**Instruction:**
Copy out each line below that has the word "Odds" in it.

Excerpts from a figure dataset
—————
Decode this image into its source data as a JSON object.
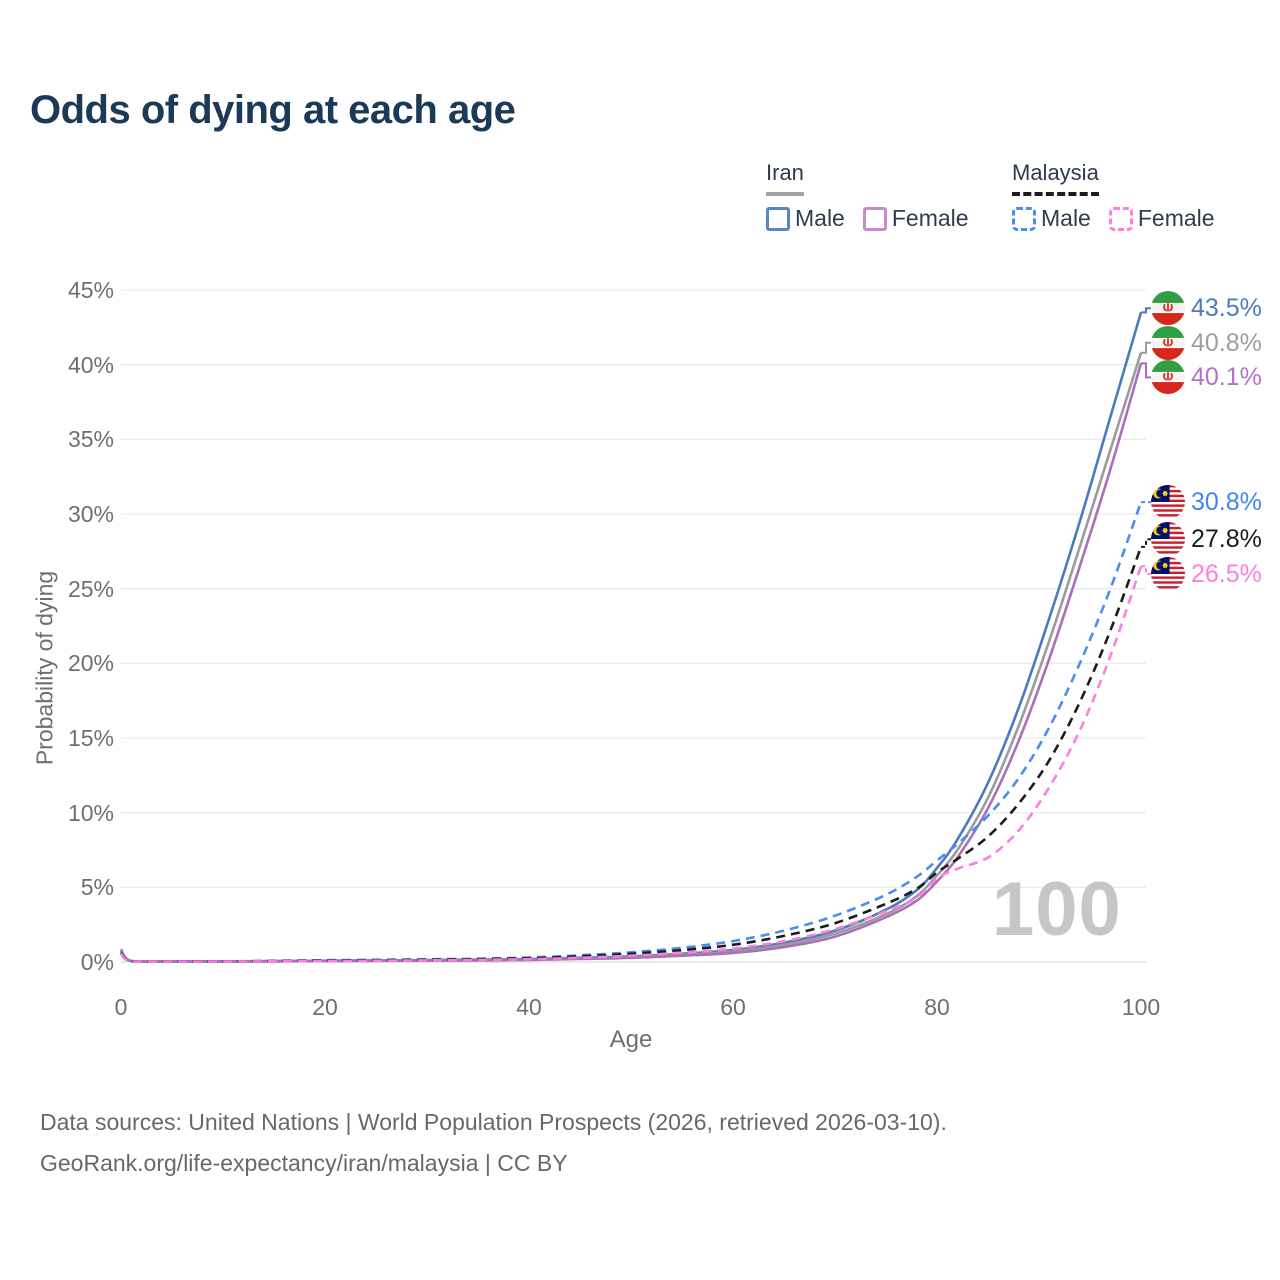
{
  "header": {
    "title": "Odds of dying at each age"
  },
  "legend": {
    "groups": [
      {
        "country": "Iran",
        "line_style": "solid",
        "underline_color": "#a4a4a4",
        "items": [
          {
            "label": "Male",
            "color": "#5b84c4",
            "dashed": false
          },
          {
            "label": "Female",
            "color": "#c48bc8",
            "dashed": false
          }
        ]
      },
      {
        "country": "Malaysia",
        "line_style": "dashed",
        "underline_color": "#1c1c1c",
        "items": [
          {
            "label": "Male",
            "color": "#4a8df0",
            "dashed": true
          },
          {
            "label": "Female",
            "color": "#ff7de0",
            "dashed": true
          }
        ]
      }
    ]
  },
  "chart_data": {
    "type": "line",
    "title": "Odds of dying at each age",
    "xlabel": "Age",
    "ylabel": "Probability of dying",
    "xlim": [
      0,
      100
    ],
    "ylim": [
      0,
      45
    ],
    "x_ticks": [
      0,
      20,
      40,
      60,
      80,
      100
    ],
    "y_ticks": [
      0,
      5,
      10,
      15,
      20,
      25,
      30,
      35,
      40,
      45
    ],
    "y_tick_suffix": "%",
    "grid": "horizontal",
    "legend_position": "top-right",
    "watermark": "100",
    "x": [
      0,
      1,
      5,
      10,
      15,
      20,
      25,
      30,
      35,
      40,
      45,
      50,
      55,
      60,
      65,
      70,
      75,
      78,
      80,
      82,
      85,
      88,
      91,
      94,
      97,
      100
    ],
    "series": [
      {
        "key": "iran-male",
        "name": "Iran Male",
        "country": "Iran",
        "sex": "Male",
        "color": "#4a7bbd",
        "dashed": false,
        "flag": "iran",
        "end_label": "43.5%",
        "end_value": 43.5,
        "label_color": "#4a7bbd",
        "values": [
          0.85,
          0.07,
          0.04,
          0.04,
          0.06,
          0.09,
          0.11,
          0.13,
          0.16,
          0.2,
          0.28,
          0.38,
          0.55,
          0.8,
          1.3,
          2.1,
          3.5,
          4.8,
          6.3,
          8.2,
          12.0,
          17.0,
          23.0,
          29.5,
          36.5,
          43.5
        ]
      },
      {
        "key": "iran-both",
        "name": "Iran",
        "country": "Iran",
        "sex": "Both",
        "color": "#9b9b9b",
        "dashed": false,
        "flag": "iran",
        "end_label": "40.8%",
        "end_value": 40.8,
        "label_color": "#9e9e9e",
        "values": [
          0.8,
          0.06,
          0.035,
          0.035,
          0.05,
          0.08,
          0.1,
          0.11,
          0.14,
          0.17,
          0.24,
          0.33,
          0.48,
          0.7,
          1.15,
          1.9,
          3.2,
          4.4,
          5.8,
          7.5,
          11.0,
          15.8,
          21.5,
          27.8,
          34.3,
          40.8
        ]
      },
      {
        "key": "iran-female",
        "name": "Iran Female",
        "country": "Iran",
        "sex": "Female",
        "color": "#ab6fb8",
        "dashed": false,
        "flag": "iran",
        "end_label": "40.1%",
        "end_value": 40.1,
        "label_color": "#b373c2",
        "values": [
          0.75,
          0.06,
          0.03,
          0.03,
          0.04,
          0.06,
          0.08,
          0.09,
          0.11,
          0.14,
          0.2,
          0.28,
          0.42,
          0.6,
          1.0,
          1.7,
          3.0,
          4.1,
          5.4,
          7.0,
          10.3,
          14.8,
          20.3,
          26.5,
          33.0,
          40.1
        ]
      },
      {
        "key": "malaysia-male",
        "name": "Malaysia Male",
        "country": "Malaysia",
        "sex": "Male",
        "color": "#4a8df0",
        "dashed": true,
        "flag": "malaysia",
        "end_label": "30.8%",
        "end_value": 30.8,
        "label_color": "#3f86f2",
        "values": [
          0.65,
          0.05,
          0.03,
          0.04,
          0.08,
          0.12,
          0.15,
          0.18,
          0.22,
          0.3,
          0.45,
          0.65,
          0.95,
          1.4,
          2.1,
          3.1,
          4.5,
          5.7,
          6.8,
          7.9,
          9.8,
          12.3,
          15.7,
          20.0,
          25.0,
          30.8
        ]
      },
      {
        "key": "malaysia-both",
        "name": "Malaysia",
        "country": "Malaysia",
        "sex": "Both",
        "color": "#1c1c1c",
        "dashed": true,
        "flag": "malaysia",
        "end_label": "27.8%",
        "end_value": 27.8,
        "label_color": "#1c1c1c",
        "values": [
          0.6,
          0.05,
          0.03,
          0.035,
          0.06,
          0.1,
          0.12,
          0.15,
          0.19,
          0.25,
          0.38,
          0.55,
          0.8,
          1.15,
          1.75,
          2.6,
          3.9,
          4.9,
          6.0,
          6.9,
          8.4,
          10.6,
          13.5,
          17.4,
          22.2,
          27.8
        ]
      },
      {
        "key": "malaysia-female",
        "name": "Malaysia Female",
        "country": "Malaysia",
        "sex": "Female",
        "color": "#ff7de0",
        "dashed": true,
        "flag": "malaysia",
        "end_label": "26.5%",
        "end_value": 26.5,
        "label_color": "#ff7de0",
        "values": [
          0.55,
          0.04,
          0.025,
          0.03,
          0.05,
          0.07,
          0.09,
          0.11,
          0.14,
          0.19,
          0.28,
          0.42,
          0.62,
          0.9,
          1.4,
          2.2,
          3.4,
          4.3,
          5.6,
          6.25,
          7.0,
          8.8,
          11.7,
          15.5,
          20.5,
          26.5
        ]
      }
    ]
  },
  "footer": {
    "line1": "Data sources: United Nations | World Population Prospects (2026, retrieved 2026-03-10).",
    "line2": "GeoRank.org/life-expectancy/iran/malaysia | CC BY"
  }
}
—————
**Complete response:**
    "title": "Odds of dying at each age"
    "title": "Odds of dying at each age",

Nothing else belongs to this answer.